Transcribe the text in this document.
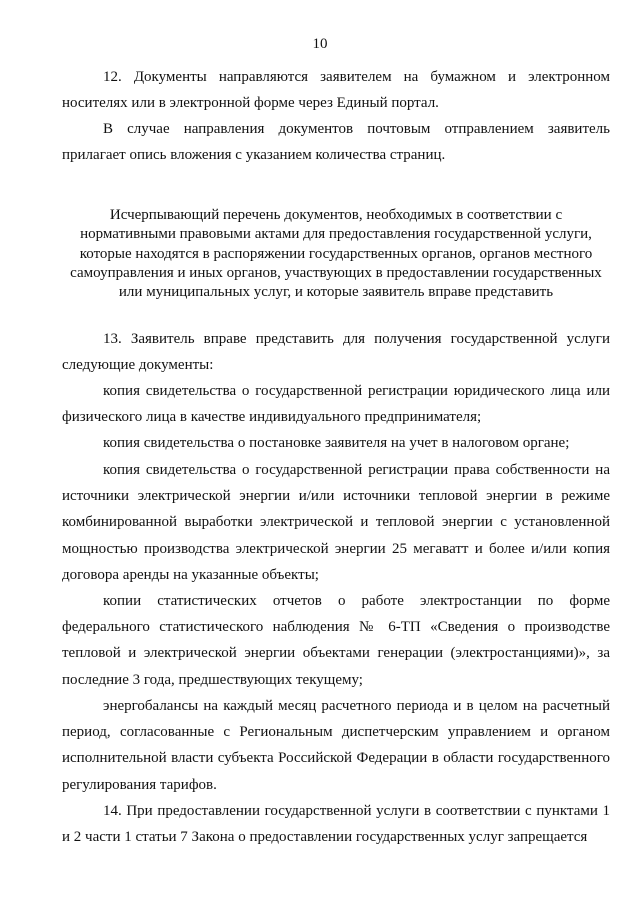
10

12. Документы направляются заявителем на бумажном и электронном носителях или в электронной форме через Единый портал.

В случае направления документов почтовым отправлением заявитель прилагает опись вложения с указанием количества страниц.

Исчерпывающий перечень документов, необходимых в соответствии с
нормативными правовыми актами для предоставления государственной услуги,
которые находятся в распоряжении государственных органов, органов местного
самоуправления и иных органов, участвующих в предоставлении государственных
или муниципальных услуг, и которые заявитель вправе представить

13. Заявитель вправе представить для получения государственной услуги следующие документы:

копия свидетельства о государственной регистрации юридического лица или физического лица в качестве индивидуального предпринимателя;

копия свидетельства о постановке заявителя на учет в налоговом органе;

копия свидетельства о государственной регистрации права собственности на источники электрической энергии и/или источники тепловой энергии в режиме комбинированной выработки электрической и тепловой энергии с установленной мощностью производства электрической энергии 25 мегаватт и более и/или копия договора аренды на указанные объекты;

копии статистических отчетов о работе электростанции по форме федерального статистического наблюдения № 6-ТП «Сведения о производстве тепловой и электрической энергии объектами генерации (электростанциями)», за последние 3 года, предшествующих текущему;

энергобалансы на каждый месяц расчетного периода и в целом на расчетный период, согласованные с Региональным диспетчерским управлением и органом исполнительной власти субъекта Российской Федерации в области государственного регулирования тарифов.

14. При предоставлении государственной услуги в соответствии с пунктами 1 и 2 части 1 статьи 7 Закона о предоставлении государственных услуг запрещается
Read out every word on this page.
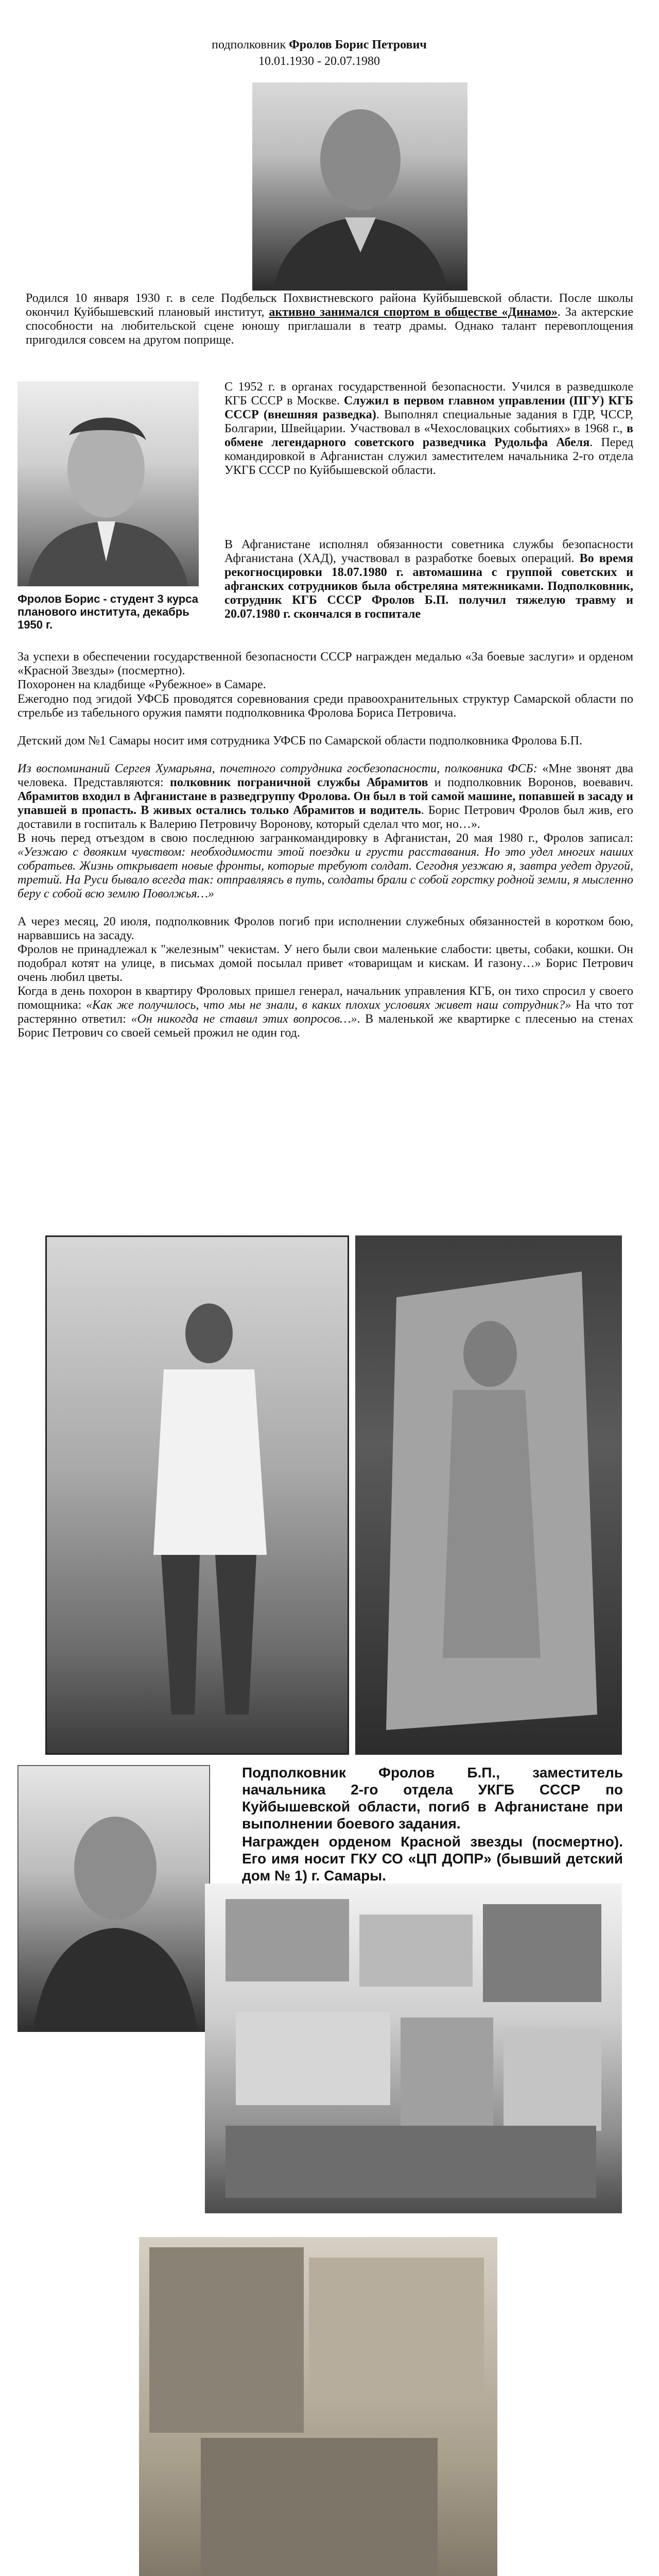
подполковник Фролов Борис Петрович
10.01.1930 - 20.07.1980
Фролов Борис - студент 3 курса планового института, декабрь 1950 г.

Родился 10 января 1930 г. в селе Подбельск Похвистневского района Куйбышевской области. После школы окончил Куйбышевский плановый институт, активно занимался спортом в обществе «Динамо». За актерские способности на любительской сцене юношу приглашали в театр драмы. Однако талант перевоплощения пригодился совсем на другом поприще.

С 1952 г. в органах государственной безопасности. Учился в разведшколе КГБ СССР в Москве. Служил в первом главном управлении (ПГУ) КГБ СССР (внешняя разведка). Выполнял специальные задания в ГДР, ЧССР, Болгарии, Швейцарии. Участвовал в «Чехословацких событиях» в 1968 г., в обмене легендарного советского разведчика Рудольфа Абеля. Перед командировкой в Афганистан служил заместителем начальника 2-го отдела УКГБ СССР по Куйбышевской области.

В Афганистане исполнял обязанности советника службы безопасности Афганистана (ХАД), участвовал в разработке боевых операций. Во время рекогносцировки 18.07.1980 г. автомашина с группой советских и афганских сотрудников была обстреляна мятежниками. Подполковник, сотрудник КГБ СССР Фролов Б.П. получил тяжелую травму и 20.07.1980 г. скончался в госпитале

За успехи в обеспечении государственной безопасности СССР награжден медалью «За боевые заслуги» и орденом «Красной Звезды» (посмертно).

Похоронен на кладбище «Рубежное» в Самаре.

Ежегодно под эгидой УФСБ проводятся соревнования среди правоохранительных структур Самарской области по стрельбе из табельного оружия памяти подполковника Фролова Бориса Петровича.

Детский дом №1 Самары носит имя сотрудника УФСБ по Самарской области подполковника Фролова Б.П.

Из воспоминаний Сергея Хумарьяна, почетного сотрудника госбезопасности, полковника ФСБ: «Мне звонят два человека. Представляются: полковник пограничной службы Абрамитов и подполковник Воронов, воевавич. Абрамитов входил в Афганистане в разведгруппу Фролова. Он был в той самой машине, попавшей в засаду и упавшей в пропасть. В живых остались только Абрамитов и водитель. Борис Петрович Фролов был жив, его доставили в госпиталь к Валерию Петровичу Воронову, который сделал что мог, но…».

В ночь перед отъездом в свою последнюю загранкомандировку в Афганистан, 20 мая 1980 г., Фролов записал: «Уезжаю с двояким чувством: необходимости этой поездки и грусти расставания. Но это удел многих наших собратьев. Жизнь открывает новые фронты, которые требуют солдат. Сегодня уезжаю я, завтра уедет другой, третий. На Руси бывало всегда так: отправляясь в путь, солдаты брали с собой горстку родной земли, я мысленно беру с собой всю землю Поволжья…»

А через месяц, 20 июля, подполковник Фролов погиб при исполнении служебных обязанностей в коротком бою, нарвавшись на засаду.

Фролов не принадлежал к "железным" чекистам. У него были свои маленькие слабости: цветы, собаки, кошки. Он подобрал котят на улице, в письмах домой посылал привет «товарищам и кискам. И газону…» Борис Петрович очень любил цветы.

Когда в день похорон в квартиру Фроловых пришел генерал, начальник управления КГБ, он тихо спросил у своего помощника: «Как же получилось, что мы не знали, в каких плохих условиях живет наш сотрудник?» На что тот растерянно ответил: «Он никогда не ставил этих вопросов…». В маленькой же квартирке с плесенью на стенах Борис Петрович со своей семьей прожил не один год.

Подполковник Фролов Б.П., заместитель начальника 2-го отдела УКГБ СССР по Куйбышевской области, погиб в Афганистане при выполнении боевого задания.
Награжден орденом Красной звезды (посмертно). Его имя носит ГКУ СО «ЦП ДОПР» (бывший детский дом № 1) г. Самары.
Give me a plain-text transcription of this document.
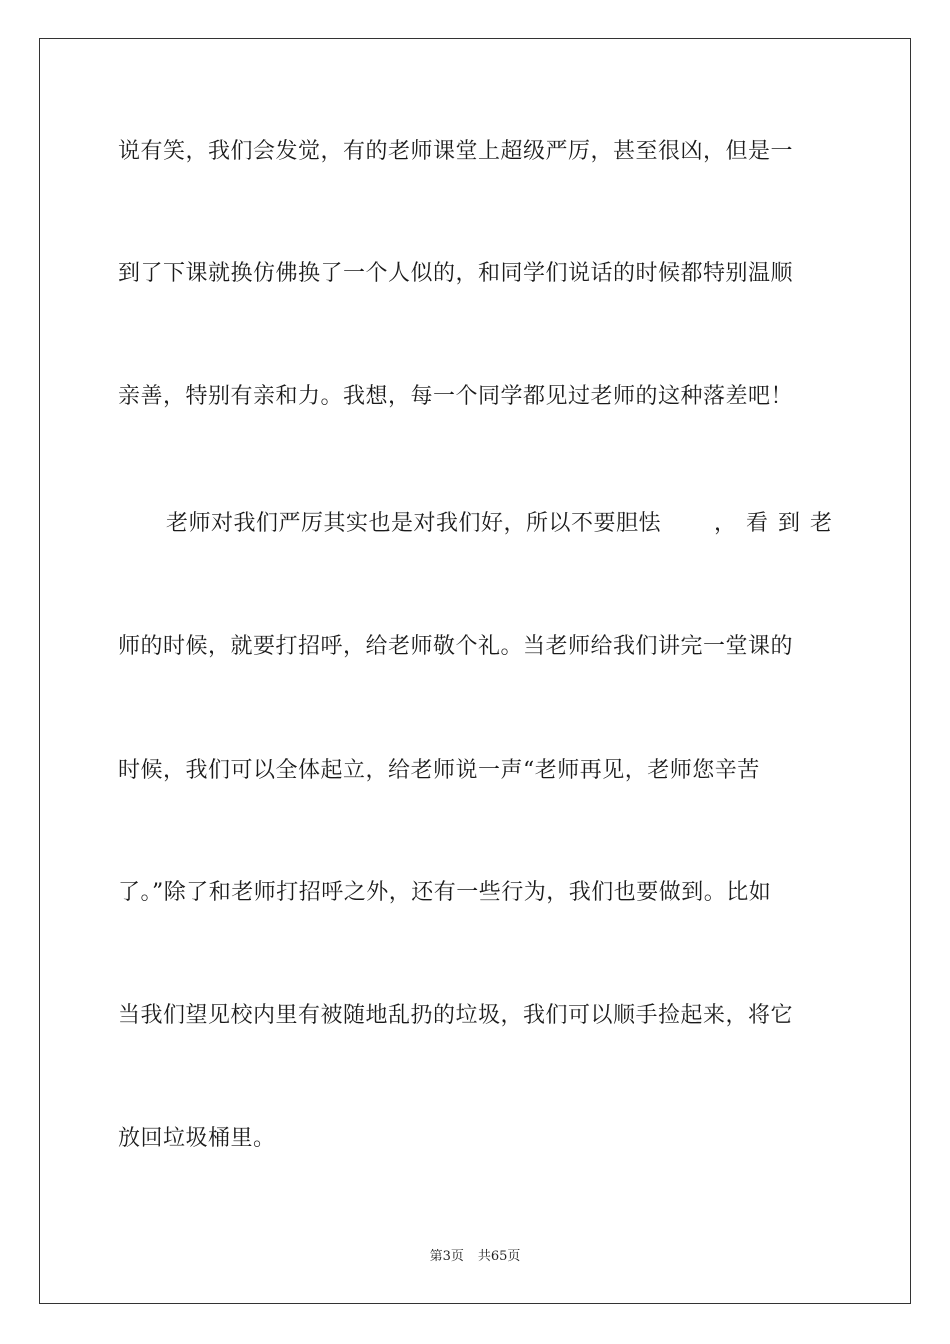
说有笑，我们会发觉，有的老师课堂上超级严厉，甚至很凶，但是一
到了下课就换仿佛换了一个人似的，和同学们说话的时候都特别温顺
亲善，特别有亲和力。我想，每一个同学都见过老师的这种落差吧！
老师对我们严厉其实也是对我们好，所以不要胆怯 ，看到老
师的时候，就要打招呼，给老师敬个礼。当老师给我们讲完一堂课的
时候，我们可以全体起立，给老师说一声“老师再见，老师您辛苦
了。”除了和老师打招呼之外，还有一些行为，我们也要做到。比如
当我们望见校内里有被随地乱扔的垃圾，我们可以顺手捡起来，将它
放回垃圾桶里。
第3页 共65页
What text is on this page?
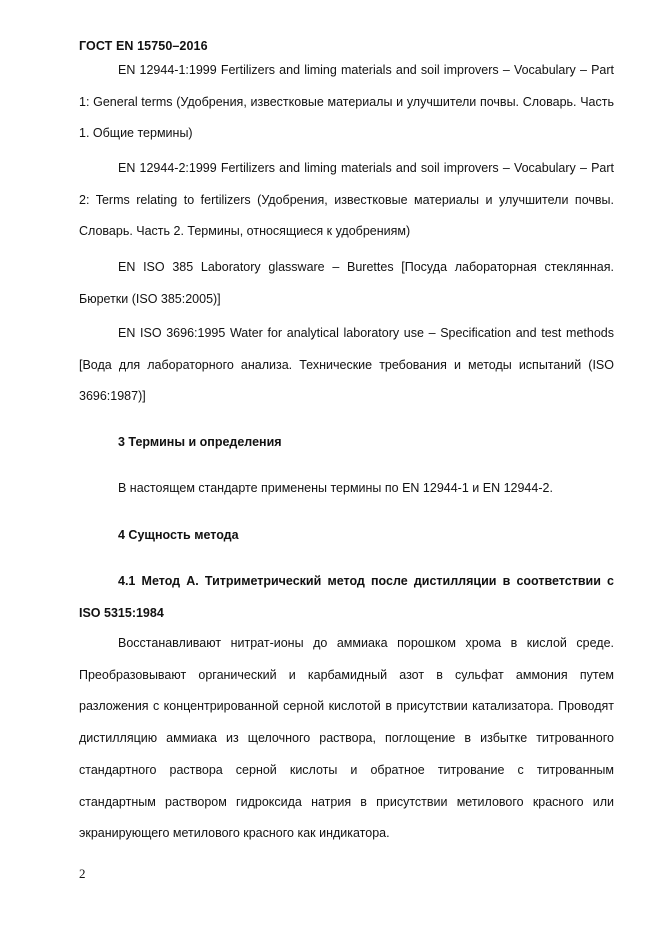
ГОСТ EN 15750–2016

EN 12944-1:1999 Fertilizers and liming materials and soil improvers – Vocabulary – Part 1: General terms (Удобрения, известковые материалы и улучшители почвы. Словарь. Часть 1. Общие термины)

EN 12944-2:1999 Fertilizers and liming materials and soil improvers – Vocabulary – Part 2: Terms relating to fertilizers (Удобрения, известковые материалы и улучшители почвы. Словарь. Часть 2. Термины, относящиеся к удобрениям)

EN ISO 385 Laboratory glassware – Burettes [Посуда лабораторная стеклянная. Бюретки (ISO 385:2005)]

EN ISO 3696:1995 Water for analytical laboratory use – Specification and test methods [Вода для лабораторного анализа. Технические требования и методы испытаний (ISO 3696:1987)]

3 Термины и определения

В настоящем стандарте применены термины по EN 12944-1 и EN 12944-2.

4 Сущность метода

4.1 Метод А. Титриметрический метод после дистилляции в соответствии с ISO 5315:1984

Восстанавливают нитрат-ионы до аммиака порошком хрома в кислой среде. Преобразовывают органический и карбамидный азот в сульфат аммония путем разложения с концентрированной серной кислотой в присутствии катализатора. Проводят дистилляцию аммиака из щелочного раствора, поглощение в избытке титрованного стандартного раствора серной кислоты и обратное титрование с титрованным стандартным раствором гидроксида натрия в присутствии метилового красного или экранирующего метилового красного как индикатора.

2
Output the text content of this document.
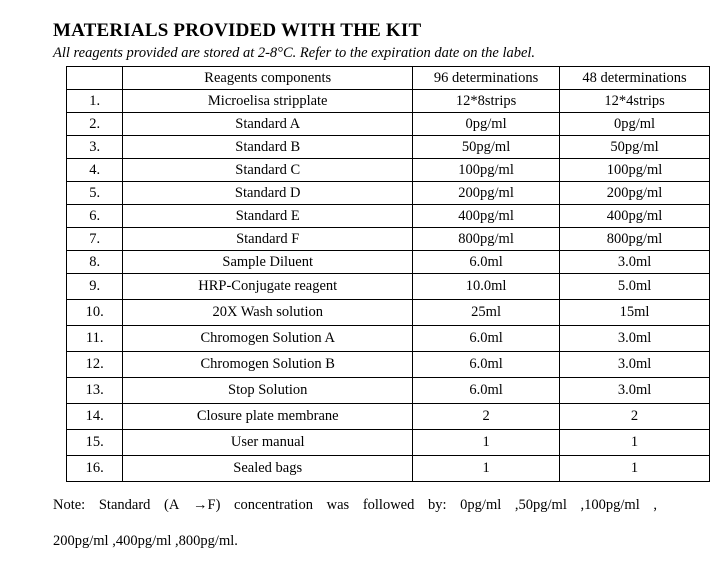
MATERIALS PROVIDED WITH THE KIT
All reagents provided are stored at 2-8°C. Refer to the expiration date on the label.
	Reagents components	96 determinations	48 determinations
1.	Microelisa stripplate	12*8strips	12*4strips
2.	Standard A	0pg/ml	0pg/ml
3.	Standard B	50pg/ml	50pg/ml
4.	Standard C	100pg/ml	100pg/ml
5.	Standard D	200pg/ml	200pg/ml
6.	Standard E	400pg/ml	400pg/ml
7.	Standard F	800pg/ml	800pg/ml
8.	Sample Diluent	6.0ml	3.0ml
9.	HRP-Conjugate reagent	10.0ml	5.0ml
10.	20X Wash solution	25ml	15ml
11.	Chromogen Solution A	6.0ml	3.0ml
12.	Chromogen Solution B	6.0ml	3.0ml
13.	Stop Solution	6.0ml	3.0ml
14.	Closure plate membrane	2	2
15.	User manual	1	1
16.	Sealed bags	1	1
Note: Standard (A →F) concentration was followed by: 0pg/ml ,50pg/ml ,100pg/ml ,
200pg/ml ,400pg/ml ,800pg/ml.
^^^^^^^^^^^^^^^^
* _What is required_
From the entries above, select each line containing the string "тепловой".

* _Result for this task_
копия свидетельства о государственной регистрации права собственности на источники электрической энергии и/или источники тепловой энергии в режиме комбинированной выработки электрической и тепловой энергии с установленной мощностью производства электрической энергии 25 мегаватт и более и/или копия договора аренды на указанные объекты;
копии статистических отчетов о работе электростанции по форме федерального статистического наблюдения № 6-ТП «Сведения о производстве тепловой и электрической энергии объектами генерации (электростанциями)», за последние 3 года, предшествующих текущему;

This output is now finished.